# Stored data entries:
--------------------------------

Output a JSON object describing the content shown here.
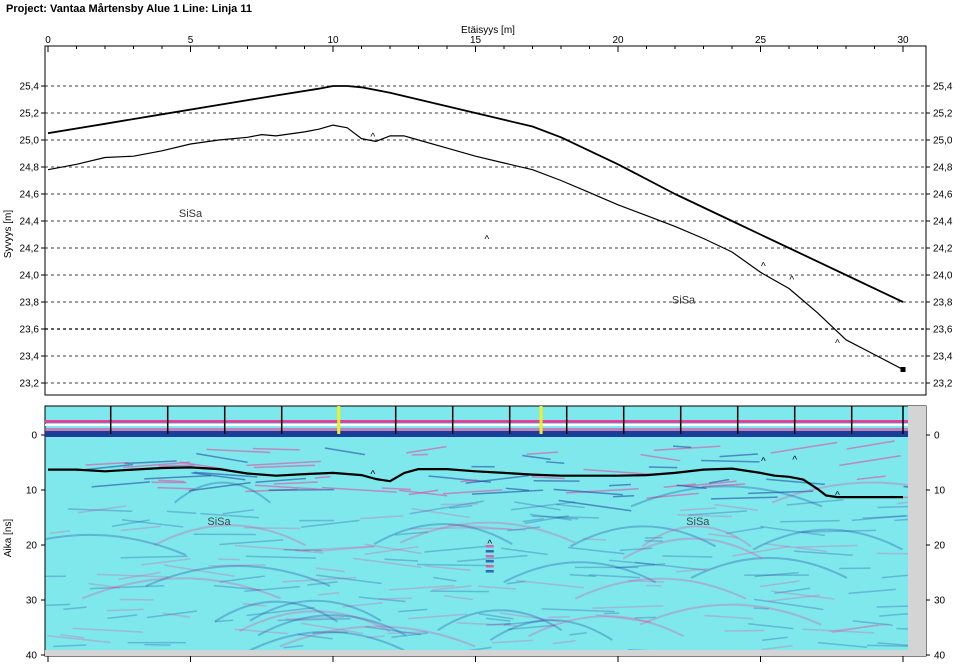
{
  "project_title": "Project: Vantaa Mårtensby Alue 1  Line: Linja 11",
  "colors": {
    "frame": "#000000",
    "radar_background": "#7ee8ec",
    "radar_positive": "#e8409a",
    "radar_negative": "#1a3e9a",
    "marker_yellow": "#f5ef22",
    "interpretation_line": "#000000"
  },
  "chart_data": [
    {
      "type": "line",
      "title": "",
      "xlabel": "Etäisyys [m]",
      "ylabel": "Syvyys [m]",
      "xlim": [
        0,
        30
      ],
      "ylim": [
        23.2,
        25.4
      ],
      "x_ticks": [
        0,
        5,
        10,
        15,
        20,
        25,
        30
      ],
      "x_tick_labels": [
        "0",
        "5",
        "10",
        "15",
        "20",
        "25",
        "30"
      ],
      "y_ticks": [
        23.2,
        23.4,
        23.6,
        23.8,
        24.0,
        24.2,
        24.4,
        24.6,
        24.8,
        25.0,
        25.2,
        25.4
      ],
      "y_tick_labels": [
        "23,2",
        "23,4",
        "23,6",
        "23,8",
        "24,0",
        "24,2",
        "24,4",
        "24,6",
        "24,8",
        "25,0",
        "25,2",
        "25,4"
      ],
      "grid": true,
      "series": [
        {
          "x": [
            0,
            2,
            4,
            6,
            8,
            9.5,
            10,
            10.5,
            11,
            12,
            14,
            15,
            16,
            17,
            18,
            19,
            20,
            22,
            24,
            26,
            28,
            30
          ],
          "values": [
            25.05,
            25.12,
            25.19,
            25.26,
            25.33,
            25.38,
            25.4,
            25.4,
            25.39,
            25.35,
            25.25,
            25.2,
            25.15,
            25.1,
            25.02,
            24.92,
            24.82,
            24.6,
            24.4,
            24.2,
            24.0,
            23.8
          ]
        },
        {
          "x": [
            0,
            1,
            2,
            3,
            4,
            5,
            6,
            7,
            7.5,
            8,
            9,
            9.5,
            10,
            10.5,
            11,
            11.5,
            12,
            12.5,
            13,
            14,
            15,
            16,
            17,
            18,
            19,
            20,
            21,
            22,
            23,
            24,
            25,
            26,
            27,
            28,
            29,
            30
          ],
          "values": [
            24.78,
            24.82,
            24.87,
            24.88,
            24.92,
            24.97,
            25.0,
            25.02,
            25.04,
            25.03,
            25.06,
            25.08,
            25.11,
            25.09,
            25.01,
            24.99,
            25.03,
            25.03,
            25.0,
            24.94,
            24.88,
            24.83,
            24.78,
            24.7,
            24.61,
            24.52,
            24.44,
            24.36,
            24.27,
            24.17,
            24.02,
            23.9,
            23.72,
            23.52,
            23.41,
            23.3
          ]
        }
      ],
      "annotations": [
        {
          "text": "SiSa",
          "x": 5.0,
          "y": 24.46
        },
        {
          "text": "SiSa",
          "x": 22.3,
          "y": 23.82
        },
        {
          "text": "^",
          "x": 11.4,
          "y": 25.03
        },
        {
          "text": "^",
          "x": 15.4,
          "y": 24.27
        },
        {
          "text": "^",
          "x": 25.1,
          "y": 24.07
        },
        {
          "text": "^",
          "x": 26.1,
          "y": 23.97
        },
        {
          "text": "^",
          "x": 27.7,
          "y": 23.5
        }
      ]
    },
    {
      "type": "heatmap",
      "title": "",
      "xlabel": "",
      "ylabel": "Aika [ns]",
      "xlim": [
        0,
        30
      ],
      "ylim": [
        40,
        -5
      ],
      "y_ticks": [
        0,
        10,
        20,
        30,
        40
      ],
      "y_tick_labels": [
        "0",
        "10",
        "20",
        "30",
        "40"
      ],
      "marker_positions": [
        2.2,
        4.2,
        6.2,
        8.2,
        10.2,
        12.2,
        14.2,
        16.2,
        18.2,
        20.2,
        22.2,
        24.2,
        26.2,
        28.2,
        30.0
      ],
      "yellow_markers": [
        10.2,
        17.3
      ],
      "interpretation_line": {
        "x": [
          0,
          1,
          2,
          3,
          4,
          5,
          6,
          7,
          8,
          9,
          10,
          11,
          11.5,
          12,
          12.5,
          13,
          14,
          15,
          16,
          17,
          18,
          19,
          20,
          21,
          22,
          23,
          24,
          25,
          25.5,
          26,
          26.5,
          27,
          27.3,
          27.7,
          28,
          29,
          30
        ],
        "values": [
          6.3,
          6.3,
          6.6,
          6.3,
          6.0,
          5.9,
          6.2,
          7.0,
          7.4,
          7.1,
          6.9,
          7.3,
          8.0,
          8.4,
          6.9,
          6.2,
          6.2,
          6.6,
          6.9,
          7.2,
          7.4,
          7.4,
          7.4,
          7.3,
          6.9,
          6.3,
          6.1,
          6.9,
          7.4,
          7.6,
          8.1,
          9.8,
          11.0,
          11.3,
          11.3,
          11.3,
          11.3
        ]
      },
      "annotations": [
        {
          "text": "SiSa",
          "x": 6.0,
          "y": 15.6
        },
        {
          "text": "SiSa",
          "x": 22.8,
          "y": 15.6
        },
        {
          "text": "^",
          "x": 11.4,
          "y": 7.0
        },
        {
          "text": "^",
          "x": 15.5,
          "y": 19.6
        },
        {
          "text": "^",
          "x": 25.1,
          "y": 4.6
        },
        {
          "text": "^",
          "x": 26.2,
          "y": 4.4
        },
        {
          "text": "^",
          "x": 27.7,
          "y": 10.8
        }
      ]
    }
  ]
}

--------------------------------

# Written task:
The pictures in the entries should be left out; output everything else exactly.

# Written answer:
Output a JSON object describing the content shown here.
{
  "project_title": "Project: Vantaa Mårtensby Alue 1  Line: Linja 11",
  "colors": {
    "frame": "#000000",
    "radar_background": "#7ee8ec",
    "radar_positive": "#e8409a",
    "radar_negative": "#1a3e9a",
    "marker_yellow": "#f5ef22",
    "interpretation_line": "#000000"
  },
  "chart_data": [
    {
      "type": "line",
      "title": "",
      "xlabel": "Etäisyys [m]",
      "ylabel": "Syvyys [m]",
      "xlim": [
        0,
        30
      ],
      "ylim": [
        23.2,
        25.4
      ],
      "x_ticks": [
        0,
        5,
        10,
        15,
        20,
        25,
        30
      ],
      "x_tick_labels": [
        "0",
        "5",
        "10",
        "15",
        "20",
        "25",
        "30"
      ],
      "y_ticks": [
        23.2,
        23.4,
        23.6,
        23.8,
        24.0,
        24.2,
        24.4,
        24.6,
        24.8,
        25.0,
        25.2,
        25.4
      ],
      "y_tick_labels": [
        "23,2",
        "23,4",
        "23,6",
        "23,8",
        "24,0",
        "24,2",
        "24,4",
        "24,6",
        "24,8",
        "25,0",
        "25,2",
        "25,4"
      ],
      "grid": true,
      "series": [
        {
          "x": [
            0,
            2,
            4,
            6,
            8,
            9.5,
            10,
            10.5,
            11,
            12,
            14,
            15,
            16,
            17,
            18,
            19,
            20,
            22,
            24,
            26,
            28,
            30
          ],
          "values": [
            25.05,
            25.12,
            25.19,
            25.26,
            25.33,
            25.38,
            25.4,
            25.4,
            25.39,
            25.35,
            25.25,
            25.2,
            25.15,
            25.1,
            25.02,
            24.92,
            24.82,
            24.6,
            24.4,
            24.2,
            24.0,
            23.8
          ]
        },
        {
          "x": [
            0,
            1,
            2,
            3,
            4,
            5,
            6,
            7,
            7.5,
            8,
            9,
            9.5,
            10,
            10.5,
            11,
            11.5,
            12,
            12.5,
            13,
            14,
            15,
            16,
            17,
            18,
            19,
            20,
            21,
            22,
            23,
            24,
            25,
            26,
            27,
            28,
            29,
            30
          ],
          "values": [
            24.78,
            24.82,
            24.87,
            24.88,
            24.92,
            24.97,
            25.0,
            25.02,
            25.04,
            25.03,
            25.06,
            25.08,
            25.11,
            25.09,
            25.01,
            24.99,
            25.03,
            25.03,
            25.0,
            24.94,
            24.88,
            24.83,
            24.78,
            24.7,
            24.61,
            24.52,
            24.44,
            24.36,
            24.27,
            24.17,
            24.02,
            23.9,
            23.72,
            23.52,
            23.41,
            23.3
          ]
        }
      ],
      "annotations": [
        {
          "text": "SiSa",
          "x": 5.0,
          "y": 24.46
        },
        {
          "text": "SiSa",
          "x": 22.3,
          "y": 23.82
        },
        {
          "text": "^",
          "x": 11.4,
          "y": 25.03
        },
        {
          "text": "^",
          "x": 15.4,
          "y": 24.27
        },
        {
          "text": "^",
          "x": 25.1,
          "y": 24.07
        },
        {
          "text": "^",
          "x": 26.1,
          "y": 23.97
        },
        {
          "text": "^",
          "x": 27.7,
          "y": 23.5
        }
      ]
    },
    {
      "type": "heatmap",
      "title": "",
      "xlabel": "",
      "ylabel": "Aika [ns]",
      "xlim": [
        0,
        30
      ],
      "ylim": [
        40,
        -5
      ],
      "y_ticks": [
        0,
        10,
        20,
        30,
        40
      ],
      "y_tick_labels": [
        "0",
        "10",
        "20",
        "30",
        "40"
      ],
      "marker_positions": [
        2.2,
        4.2,
        6.2,
        8.2,
        10.2,
        12.2,
        14.2,
        16.2,
        18.2,
        20.2,
        22.2,
        24.2,
        26.2,
        28.2,
        30.0
      ],
      "yellow_markers": [
        10.2,
        17.3
      ],
      "interpretation_line": {
        "x": [
          0,
          1,
          2,
          3,
          4,
          5,
          6,
          7,
          8,
          9,
          10,
          11,
          11.5,
          12,
          12.5,
          13,
          14,
          15,
          16,
          17,
          18,
          19,
          20,
          21,
          22,
          23,
          24,
          25,
          25.5,
          26,
          26.5,
          27,
          27.3,
          27.7,
          28,
          29,
          30
        ],
        "values": [
          6.3,
          6.3,
          6.6,
          6.3,
          6.0,
          5.9,
          6.2,
          7.0,
          7.4,
          7.1,
          6.9,
          7.3,
          8.0,
          8.4,
          6.9,
          6.2,
          6.2,
          6.6,
          6.9,
          7.2,
          7.4,
          7.4,
          7.4,
          7.3,
          6.9,
          6.3,
          6.1,
          6.9,
          7.4,
          7.6,
          8.1,
          9.8,
          11.0,
          11.3,
          11.3,
          11.3,
          11.3
        ]
      },
      "annotations": [
        {
          "text": "SiSa",
          "x": 6.0,
          "y": 15.6
        },
        {
          "text": "SiSa",
          "x": 22.8,
          "y": 15.6
        },
        {
          "text": "^",
          "x": 11.4,
          "y": 7.0
        },
        {
          "text": "^",
          "x": 15.5,
          "y": 19.6
        },
        {
          "text": "^",
          "x": 25.1,
          "y": 4.6
        },
        {
          "text": "^",
          "x": 26.2,
          "y": 4.4
        },
        {
          "text": "^",
          "x": 27.7,
          "y": 10.8
        }
      ]
    }
  ]
}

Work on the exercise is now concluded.